■ **WHAT IS ASKED**
Repeat the whole listing below, word for word.

□ □ □ □ □ □ □

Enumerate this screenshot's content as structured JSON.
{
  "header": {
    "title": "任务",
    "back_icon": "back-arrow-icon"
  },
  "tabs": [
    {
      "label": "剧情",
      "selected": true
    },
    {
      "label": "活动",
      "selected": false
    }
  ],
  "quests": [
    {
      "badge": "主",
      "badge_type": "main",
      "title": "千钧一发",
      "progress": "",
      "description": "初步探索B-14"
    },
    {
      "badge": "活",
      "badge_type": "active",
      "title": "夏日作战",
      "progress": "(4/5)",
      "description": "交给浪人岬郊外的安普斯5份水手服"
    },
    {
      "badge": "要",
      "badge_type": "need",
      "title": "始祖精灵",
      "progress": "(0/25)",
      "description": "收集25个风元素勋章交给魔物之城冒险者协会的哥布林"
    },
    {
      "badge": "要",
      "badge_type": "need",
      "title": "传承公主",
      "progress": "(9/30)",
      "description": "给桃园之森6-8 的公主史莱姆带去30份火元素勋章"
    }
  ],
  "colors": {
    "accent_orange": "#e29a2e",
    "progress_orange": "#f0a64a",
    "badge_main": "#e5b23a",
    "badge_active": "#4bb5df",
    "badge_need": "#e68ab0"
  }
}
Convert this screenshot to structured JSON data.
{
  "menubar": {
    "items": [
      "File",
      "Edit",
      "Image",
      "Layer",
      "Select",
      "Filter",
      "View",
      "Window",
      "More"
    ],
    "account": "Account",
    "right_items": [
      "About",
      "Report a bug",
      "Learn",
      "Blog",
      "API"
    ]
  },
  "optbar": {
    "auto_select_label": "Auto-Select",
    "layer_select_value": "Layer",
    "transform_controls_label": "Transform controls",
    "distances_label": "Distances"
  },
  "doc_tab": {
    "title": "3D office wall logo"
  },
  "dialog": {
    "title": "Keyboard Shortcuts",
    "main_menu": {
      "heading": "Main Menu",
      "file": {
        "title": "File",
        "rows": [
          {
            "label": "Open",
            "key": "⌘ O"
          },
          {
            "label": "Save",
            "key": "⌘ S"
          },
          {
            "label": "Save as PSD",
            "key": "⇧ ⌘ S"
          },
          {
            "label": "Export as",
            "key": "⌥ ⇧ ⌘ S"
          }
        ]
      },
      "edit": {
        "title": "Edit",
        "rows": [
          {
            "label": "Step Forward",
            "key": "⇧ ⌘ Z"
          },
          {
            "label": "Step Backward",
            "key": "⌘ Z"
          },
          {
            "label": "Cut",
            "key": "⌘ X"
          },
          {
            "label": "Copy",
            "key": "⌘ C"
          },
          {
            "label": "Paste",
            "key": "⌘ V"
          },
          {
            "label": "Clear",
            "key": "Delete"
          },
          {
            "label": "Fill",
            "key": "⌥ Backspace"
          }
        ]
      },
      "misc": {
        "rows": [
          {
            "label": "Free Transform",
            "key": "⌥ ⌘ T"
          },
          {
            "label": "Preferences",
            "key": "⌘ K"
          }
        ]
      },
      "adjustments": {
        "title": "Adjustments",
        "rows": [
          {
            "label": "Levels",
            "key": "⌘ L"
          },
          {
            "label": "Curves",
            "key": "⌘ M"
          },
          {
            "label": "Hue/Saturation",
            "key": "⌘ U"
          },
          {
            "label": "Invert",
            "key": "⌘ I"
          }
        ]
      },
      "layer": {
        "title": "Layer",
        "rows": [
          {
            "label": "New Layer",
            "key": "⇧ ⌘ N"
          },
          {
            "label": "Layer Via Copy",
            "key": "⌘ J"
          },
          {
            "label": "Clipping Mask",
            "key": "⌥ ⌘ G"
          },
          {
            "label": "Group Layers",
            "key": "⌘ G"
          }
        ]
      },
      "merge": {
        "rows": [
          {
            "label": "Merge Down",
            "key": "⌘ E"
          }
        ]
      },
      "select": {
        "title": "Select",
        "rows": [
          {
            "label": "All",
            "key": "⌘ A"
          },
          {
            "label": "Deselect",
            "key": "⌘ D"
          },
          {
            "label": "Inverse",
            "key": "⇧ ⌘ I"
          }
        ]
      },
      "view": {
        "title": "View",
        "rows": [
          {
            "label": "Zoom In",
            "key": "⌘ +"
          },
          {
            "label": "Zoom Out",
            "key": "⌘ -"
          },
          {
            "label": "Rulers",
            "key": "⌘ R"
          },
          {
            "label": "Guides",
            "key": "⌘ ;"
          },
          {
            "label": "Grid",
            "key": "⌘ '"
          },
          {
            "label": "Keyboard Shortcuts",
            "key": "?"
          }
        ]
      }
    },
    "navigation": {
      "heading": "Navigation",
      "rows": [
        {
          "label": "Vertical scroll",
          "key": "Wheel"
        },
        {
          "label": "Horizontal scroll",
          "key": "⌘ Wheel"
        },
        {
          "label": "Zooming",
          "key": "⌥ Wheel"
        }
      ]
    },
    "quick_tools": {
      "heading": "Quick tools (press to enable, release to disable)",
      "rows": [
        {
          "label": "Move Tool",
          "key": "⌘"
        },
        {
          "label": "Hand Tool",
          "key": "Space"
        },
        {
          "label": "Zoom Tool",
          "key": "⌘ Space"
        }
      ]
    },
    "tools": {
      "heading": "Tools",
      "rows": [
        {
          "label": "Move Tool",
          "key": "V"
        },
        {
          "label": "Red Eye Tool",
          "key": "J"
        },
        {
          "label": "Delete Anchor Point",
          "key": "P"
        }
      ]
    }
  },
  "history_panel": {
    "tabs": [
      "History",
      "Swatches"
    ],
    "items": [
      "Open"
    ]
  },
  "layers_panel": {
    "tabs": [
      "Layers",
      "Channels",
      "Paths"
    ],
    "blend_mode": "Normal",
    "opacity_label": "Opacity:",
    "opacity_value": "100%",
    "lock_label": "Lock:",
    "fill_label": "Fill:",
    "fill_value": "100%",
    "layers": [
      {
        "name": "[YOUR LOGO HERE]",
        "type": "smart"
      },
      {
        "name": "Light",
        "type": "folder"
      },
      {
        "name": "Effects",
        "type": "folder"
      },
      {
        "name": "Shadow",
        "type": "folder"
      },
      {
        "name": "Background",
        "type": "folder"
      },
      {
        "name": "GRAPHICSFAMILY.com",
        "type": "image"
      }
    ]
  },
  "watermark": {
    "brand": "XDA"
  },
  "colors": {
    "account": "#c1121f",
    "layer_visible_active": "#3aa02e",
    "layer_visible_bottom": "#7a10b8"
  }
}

□ □ □ □ □ □ □

■ **ANSWER TO THIS TASK**
Enumerate this screenshot's content as structured JSON.
{
  "header": {
    "title": "任务",
    "back_icon": "back-arrow-icon"
  },
  "tabs": [
    {
      "label": "剧情",
      "selected": true
    },
    {
      "label": "活动",
      "selected": false
    }
  ],
  "quests": [
    {
      "badge": "主",
      "badge_type": "main",
      "title": "千钧一发",
      "progress": "",
      "description": "初步探索B-14"
    },
    {
      "badge": "活",
      "badge_type": "active",
      "title": "夏日作战",
      "progress": "(4/5)",
      "description": "交给浪人岬郊外的安普斯5份水手服"
    },
    {
      "badge": "要",
      "badge_type": "need",
      "title": "始祖精灵",
      "progress": "(0/25)",
      "description": "收集25个风元素勋章交给魔物之城冒险者协会的哥布林"
    },
    {
      "badge": "要",
      "badge_type": "need",
      "title": "传承公主",
      "progress": "(9/30)",
      "description": "给桃园之森6-8 的公主史莱姆带去30份火元素勋章"
    }
  ],
  "colors": {
    "accent_orange": "#e29a2e",
    "progress_orange": "#f0a64a",
    "badge_main": "#e5b23a",
    "badge_active": "#4bb5df",
    "badge_need": "#e68ab0"
  }
}
Convert this screenshot to structured JSON data.
{
  "menubar": {
    "items": [
      "File",
      "Edit",
      "Image",
      "Layer",
      "Select",
      "Filter",
      "View",
      "Window",
      "More"
    ],
    "account": "Account",
    "right_items": [
      "About",
      "Report a bug",
      "Learn",
      "Blog",
      "API"
    ]
  },
  "optbar": {
    "auto_select_label": "Auto-Select",
    "layer_select_value": "Layer",
    "transform_controls_label": "Transform controls",
    "distances_label": "Distances"
  },
  "doc_tab": {
    "title": "3D office wall logo"
  },
  "dialog": {
    "title": "Keyboard Shortcuts",
    "main_menu": {
      "heading": "Main Menu",
      "file": {
        "title": "File",
        "rows": [
          {
            "label": "Open",
            "key": "⌘ O"
          },
          {
            "label": "Save",
            "key": "⌘ S"
          },
          {
            "label": "Save as PSD",
            "key": "⇧ ⌘ S"
          },
          {
            "label": "Export as",
            "key": "⌥ ⇧ ⌘ S"
          }
        ]
      },
      "edit": {
        "title": "Edit",
        "rows": [
          {
            "label": "Step Forward",
            "key": "⇧ ⌘ Z"
          },
          {
            "label": "Step Backward",
            "key": "⌘ Z"
          },
          {
            "label": "Cut",
            "key": "⌘ X"
          },
          {
            "label": "Copy",
            "key": "⌘ C"
          },
          {
            "label": "Paste",
            "key": "⌘ V"
          },
          {
            "label": "Clear",
            "key": "Delete"
          },
          {
            "label": "Fill",
            "key": "⌥ Backspace"
          }
        ]
      },
      "misc": {
        "rows": [
          {
            "label": "Free Transform",
            "key": "⌥ ⌘ T"
          },
          {
            "label": "Preferences",
            "key": "⌘ K"
          }
        ]
      },
      "adjustments": {
        "title": "Adjustments",
        "rows": [
          {
            "label": "Levels",
            "key": "⌘ L"
          },
          {
            "label": "Curves",
            "key": "⌘ M"
          },
          {
            "label": "Hue/Saturation",
            "key": "⌘ U"
          },
          {
            "label": "Invert",
            "key": "⌘ I"
          }
        ]
      },
      "layer": {
        "title": "Layer",
        "rows": [
          {
            "label": "New Layer",
            "key": "⇧ ⌘ N"
          },
          {
            "label": "Layer Via Copy",
            "key": "⌘ J"
          },
          {
            "label": "Clipping Mask",
            "key": "⌥ ⌘ G"
          },
          {
            "label": "Group Layers",
            "key": "⌘ G"
          }
        ]
      },
      "merge": {
        "rows": [
          {
            "label": "Merge Down",
            "key": "⌘ E"
          }
        ]
      },
      "select": {
        "title": "Select",
        "rows": [
          {
            "label": "All",
            "key": "⌘ A"
          },
          {
            "label": "Deselect",
            "key": "⌘ D"
          },
          {
            "label": "Inverse",
            "key": "⇧ ⌘ I"
          }
        ]
      },
      "view": {
        "title": "View",
        "rows": [
          {
            "label": "Zoom In",
            "key": "⌘ +"
          },
          {
            "label": "Zoom Out",
            "key": "⌘ -"
          },
          {
            "label": "Rulers",
            "key": "⌘ R"
          },
          {
            "label": "Guides",
            "key": "⌘ ;"
          },
          {
            "label": "Grid",
            "key": "⌘ '"
          },
          {
            "label": "Keyboard Shortcuts",
            "key": "?"
          }
        ]
      }
    },
    "navigation": {
      "heading": "Navigation",
      "rows": [
        {
          "label": "Vertical scroll",
          "key": "Wheel"
        },
        {
          "label": "Horizontal scroll",
          "key": "⌘ Wheel"
        },
        {
          "label": "Zooming",
          "key": "⌥ Wheel"
        }
      ]
    },
    "quick_tools": {
      "heading": "Quick tools (press to enable, release to disable)",
      "rows": [
        {
          "label": "Move Tool",
          "key": "⌘"
        },
        {
          "label": "Hand Tool",
          "key": "Space"
        },
        {
          "label": "Zoom Tool",
          "key": "⌘ Space"
        }
      ]
    },
    "tools": {
      "heading": "Tools",
      "rows": [
        {
          "label": "Move Tool",
          "key": "V"
        },
        {
          "label": "Red Eye Tool",
          "key": "J"
        },
        {
          "label": "Delete Anchor Point",
          "key": "P"
        }
      ]
    }
  },
  "history_panel": {
    "tabs": [
      "History",
      "Swatches"
    ],
    "items": [
      "Open"
    ]
  },
  "layers_panel": {
    "tabs": [
      "Layers",
      "Channels",
      "Paths"
    ],
    "blend_mode": "Normal",
    "opacity_label": "Opacity:",
    "opacity_value": "100%",
    "lock_label": "Lock:",
    "fill_label": "Fill:",
    "fill_value": "100%",
    "layers": [
      {
        "name": "[YOUR LOGO HERE]",
        "type": "smart"
      },
      {
        "name": "Light",
        "type": "folder"
      },
      {
        "name": "Effects",
        "type": "folder"
      },
      {
        "name": "Shadow",
        "type": "folder"
      },
      {
        "name": "Background",
        "type": "folder"
      },
      {
        "name": "GRAPHICSFAMILY.com",
        "type": "image"
      }
    ]
  },
  "watermark": {
    "brand": "XDA"
  },
  "colors": {
    "account": "#c1121f",
    "layer_visible_active": "#3aa02e",
    "layer_visible_bottom": "#7a10b8"
  }
}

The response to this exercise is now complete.